• **EXTRAIT CHOISI**:

⟨

Assemblée générale d’Agir contre le Chômage (AC Réunion)

Informer les précaires sur leurs droits

30 janvier 2006

Le 27 janvier 2006, 16 rue Charles Gounod à Saint Denis, AC Réunion a réuni son assemblée générale annuelle.

"Nous avons conscience d’être en face d’un monde qui meurt, mais nous avons du mal à en imaginer un autre...". C’est avec cette première phrase que la présidente du mouvement "Agir contre le Chômage (AC Réunion)", Patricia Château, commence la lecture de son rapport moral. Le ton est donné, ainsi, la jeune mère de famille dit tout haut ce que les oreilles du pouvoir et une grande partie du monde politique refusent d’entendre. Tout en poursuivant sa lecture, le ton monte, parfois ironique, parfois revendicatif. Elle en profite pour envoyer des pics à la classe dirigeante, son rapport se dédoublant dans une véritable attaque en règle contre ceux qui promettent des lendemains qui chantent et qui, une fois au pouvoir, laissent la précarité s’installer comme si c’était un choix de société inéluctable. "Depuis plus de 20 ans, des spécialistes et des experts de pacotille nous annoncent le retour de la croissance et le dynamisme économique censés nous sortir de la crise ! Or, la crise est devenue un état permanent. Ce qui n’empêche pas qu’un flot d’argent continue de couler sur une minorité tandis que la pauvreté s’installe aux coins de nos rues, dans nos villes et nos campagnes", continue de dénoncer Patricia Château.
Pas plus le MEDEF que le gouvernement ne sont épargnés. Dans ses attaques à répétitions, on peut sentir le ras-le-bol et le dégoût de ceux qui, sur le terrain, ne cessent d’œuvrer dans le soutien aux précaires. Pour mieux enfoncer le clou, la présidente argumente : "Pendant ce temps, le MEDEF agite devant les partenaires sociaux un déficit qu’il a créé pour terroriser tout le monde", et elle poursuit avec les aides aux précaires qui achètent la paix sociale : "Avec les minima sociaux, on gère la pénurie au sein de l’abondance, on maintient les bénéficiaires dans une marginalisation et une dépendance chronique". La suite de ce rapport est un véritable inventaire des dérives gouvernementales et patronales. Elle termine son intervention par un chapitre sur l’histoire du mouvement ouvrier, en insistant sur cette phrase qui résume l’ensemble de son réquisitoire : "Nous devons toujours avoir à l’esprit le fait qu’un mouvement ou une classe n’a confiance en elle-même que lorsqu’elle a conscience d’être une force".
Le rapport adopté à l’unanimité, la parole est donnée au secrétaire d’AC, Jean Pierre Técher.

"Nous pallions l’incurie des administrations"

⟩

• **CONSIGNE 1**: Quelles sont toutes les citations de Patricia Château reproduites entre guillemets dans l'extrait choisi ?
• **CONSIGNE 2**: Citez le passage de l'extrait choisi situé entre « Assemblée générale d’Agir » et « assemblée générale annuelle. », ces mots inclus.

• **DOCUMENTS FOURNIS**:
⟨

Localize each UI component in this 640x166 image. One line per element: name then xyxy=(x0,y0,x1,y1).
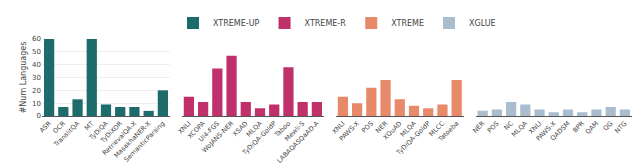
svg-text:NTG: NTG xyxy=(613,120,628,135)
svg-text:RetrievalQA-X: RetrievalQA-X xyxy=(101,119,139,157)
svg-text:ASR: ASR xyxy=(38,119,53,134)
svg-text:LABAQASQaAD-A: LABAQASQaAD-A xyxy=(275,119,321,165)
svg-text:30: 30 xyxy=(32,74,41,82)
svg-text:TyDiQA: TyDiQA xyxy=(87,119,110,142)
svg-text:SemanticParsing: SemanticParsing xyxy=(123,120,167,164)
svg-text:#Num Languages: #Num Languages xyxy=(19,42,28,114)
svg-text:60: 60 xyxy=(32,35,41,43)
svg-text:MT: MT xyxy=(83,120,95,132)
svg-text:QAM: QAM xyxy=(584,120,600,136)
svg-text:NER: NER xyxy=(471,119,487,135)
svg-text:POS: POS xyxy=(360,120,375,135)
svg-text:WoJANS-NER: WoJANS-NER xyxy=(201,119,236,154)
svg-text:TranslitQA: TranslitQA xyxy=(52,119,82,149)
svg-text:Taboo: Taboo xyxy=(272,120,292,140)
svg-text:XSAD: XSAD xyxy=(231,120,249,138)
svg-text:0: 0 xyxy=(37,112,41,120)
svg-text:Ul4-FGS: Ul4-FGS xyxy=(197,120,221,144)
svg-text:10: 10 xyxy=(32,100,41,108)
svg-text:XTREME-R: XTREME-R xyxy=(305,19,347,28)
svg-text:MLQA: MLQA xyxy=(399,119,418,138)
svg-text:XTREME-UP: XTREME-UP xyxy=(213,19,260,28)
svg-text:MLCC: MLCC xyxy=(428,119,447,138)
svg-text:50: 50 xyxy=(32,48,41,56)
svg-text:40: 40 xyxy=(32,61,41,69)
svg-text:NC: NC xyxy=(503,119,516,132)
svg-text:TyDiQA-GoldP: TyDiQA-GoldP xyxy=(240,120,278,158)
svg-text:MLQA: MLQA xyxy=(510,119,529,138)
svg-text:QADSM: QADSM xyxy=(549,120,572,143)
svg-text:20: 20 xyxy=(32,87,41,95)
svg-text:XNLI: XNLI xyxy=(176,120,192,136)
svg-text:Tatoeba: Tatoeba xyxy=(436,120,460,144)
svg-text:MasakhaNER-X: MasakhaNER-X xyxy=(112,119,152,159)
svg-text:MLQA: MLQA xyxy=(245,119,264,138)
svg-text:XQuAD: XQuAD xyxy=(381,120,403,142)
svg-text:Mewli-S: Mewli-S xyxy=(283,120,306,143)
svg-text:BPR: BPR xyxy=(571,119,586,134)
svg-text:XGLUE: XGLUE xyxy=(469,19,496,28)
svg-text:POS: POS xyxy=(486,120,501,135)
svg-text:XCOPA: XCOPA xyxy=(186,119,207,140)
svg-text:QG: QG xyxy=(602,120,615,133)
svg-text:TyDiXOR: TyDiXOR xyxy=(98,119,124,145)
svg-text:XNLI: XNLI xyxy=(330,120,346,136)
svg-text:TyDiQA-GoldP: TyDiQA-GoldP xyxy=(394,120,432,158)
svg-text:XTREME: XTREME xyxy=(391,19,424,28)
svg-text:OCR: OCR xyxy=(51,119,67,135)
svg-text:PAWS-X: PAWS-X xyxy=(534,119,557,142)
svg-text:XNLI: XNLI xyxy=(527,120,543,136)
svg-text:PAWS-X: PAWS-X xyxy=(338,119,361,142)
svg-text:NER: NER xyxy=(374,119,390,135)
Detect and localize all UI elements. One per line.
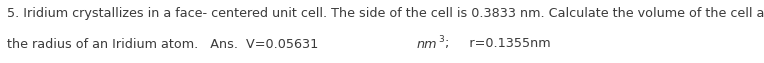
Text: ;     r=0.1355nm: ; r=0.1355nm: [441, 37, 551, 51]
Text: 5. Iridium crystallizes in a face- centered unit cell. The side of the cell is 0: 5. Iridium crystallizes in a face- cente…: [7, 7, 764, 20]
Text: nm: nm: [416, 37, 437, 51]
Text: the radius of an Iridium atom.   Ans.  V=0.05631: the radius of an Iridium atom. Ans. V=0.…: [7, 37, 322, 51]
Text: 3: 3: [439, 35, 445, 44]
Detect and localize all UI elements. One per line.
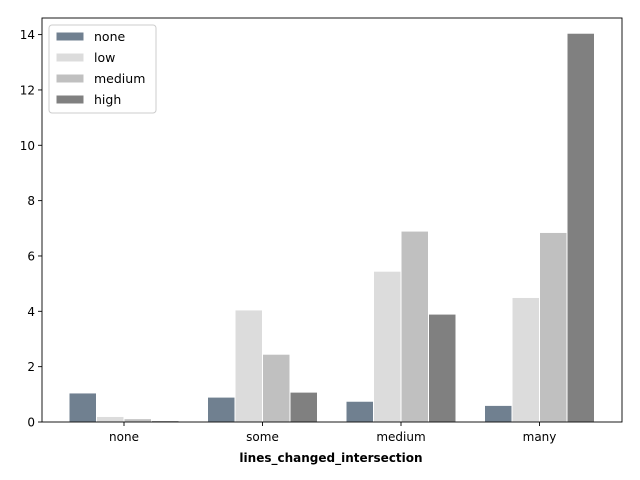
bars-layer bbox=[68, 32, 595, 423]
bar-none-medium bbox=[345, 400, 374, 423]
y-tick-label: 12 bbox=[20, 83, 35, 97]
x-tick-label: medium bbox=[376, 430, 425, 444]
legend-label-medium: medium bbox=[94, 71, 145, 86]
bar-high-many bbox=[566, 32, 595, 423]
bar-low-none bbox=[96, 415, 125, 423]
bar-none-many bbox=[484, 404, 513, 423]
legend-label-high: high bbox=[94, 92, 121, 107]
y-tick-label: 14 bbox=[20, 28, 35, 42]
legend: none low medium high bbox=[48, 24, 157, 114]
y-tick-label: 8 bbox=[27, 194, 35, 208]
y-tick-label: 6 bbox=[27, 249, 35, 263]
legend-label-none: none bbox=[94, 29, 125, 44]
legend-swatch-low bbox=[55, 52, 85, 63]
bar-low-medium bbox=[373, 270, 402, 423]
axes-layer: 0 2 4 6 8 10 12 14 none some medium many bbox=[20, 17, 623, 444]
bar-high-medium bbox=[428, 313, 457, 423]
legend-swatch-high bbox=[55, 94, 85, 105]
bar-none-none bbox=[68, 392, 97, 423]
y-tick-label: 0 bbox=[27, 416, 35, 430]
x-tick-label: many bbox=[523, 430, 557, 444]
bar-medium-many bbox=[539, 231, 568, 423]
legend-swatch-medium bbox=[55, 73, 85, 84]
y-tick-label: 4 bbox=[27, 305, 35, 319]
y-tick-label: 10 bbox=[20, 139, 35, 153]
y-tick-label: 2 bbox=[27, 360, 35, 374]
plot-frame bbox=[41, 17, 623, 423]
bar-none-some bbox=[207, 396, 236, 423]
bar-medium-medium bbox=[400, 230, 429, 423]
legend-label-low: low bbox=[94, 50, 115, 65]
legend-box bbox=[48, 24, 157, 114]
x-axis-label: lines_changed_intersection bbox=[239, 451, 422, 466]
bar-medium-some bbox=[262, 353, 291, 423]
x-tick-label: none bbox=[109, 430, 139, 444]
bar-low-some bbox=[234, 309, 263, 423]
bar-high-some bbox=[289, 391, 318, 423]
legend-swatch-none bbox=[55, 31, 85, 42]
x-tick-label: some bbox=[246, 430, 279, 444]
bar-low-many bbox=[511, 296, 540, 423]
bar-medium-none bbox=[123, 418, 152, 423]
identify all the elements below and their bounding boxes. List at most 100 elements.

⟩

• **RÉPONSE RÉDIGÉE 1**:
- "Nous avons conscience d’être en face d’un monde qui meurt, mais nous avons du mal à en imaginer un autre..."
- "Depuis plus de 20 ans, des spécialistes et des experts de pacotille nous annoncent le retour de la croissance et le dynamisme économique censés nous sortir de la crise ! Or, la crise est devenue un état permanent. Ce qui n’empêche pas qu’un flot d’argent continue de couler sur une minorité tandis que la pauvreté s’installe aux coins de nos rues, dans nos villes et nos campagnes"
- "Pendant ce temps, le MEDEF agite devant les partenaires sociaux un déficit qu’il a créé pour terroriser tout le monde"
- "Avec les minima sociaux, on gère la pénurie au sein de l’abondance, on maintient les bénéficiaires dans une marginalisation et une dépendance chronique"
- "Nous devons toujours avoir à l’esprit le fait qu’un mouvement ou une classe n’a confiance en elle-même que lorsqu’elle a conscience d’être une force"

• **RÉPONSE RÉDIGÉE 2**:
Assemblée générale d’Agir contre le Chômage (AC Réunion)

Informer les précaires sur leurs droits

30 janvier 2006

Le 27 janvier 2006, 16 rue Charles Gounod à Saint Denis, AC Réunion a réuni son assemblée générale annuelle.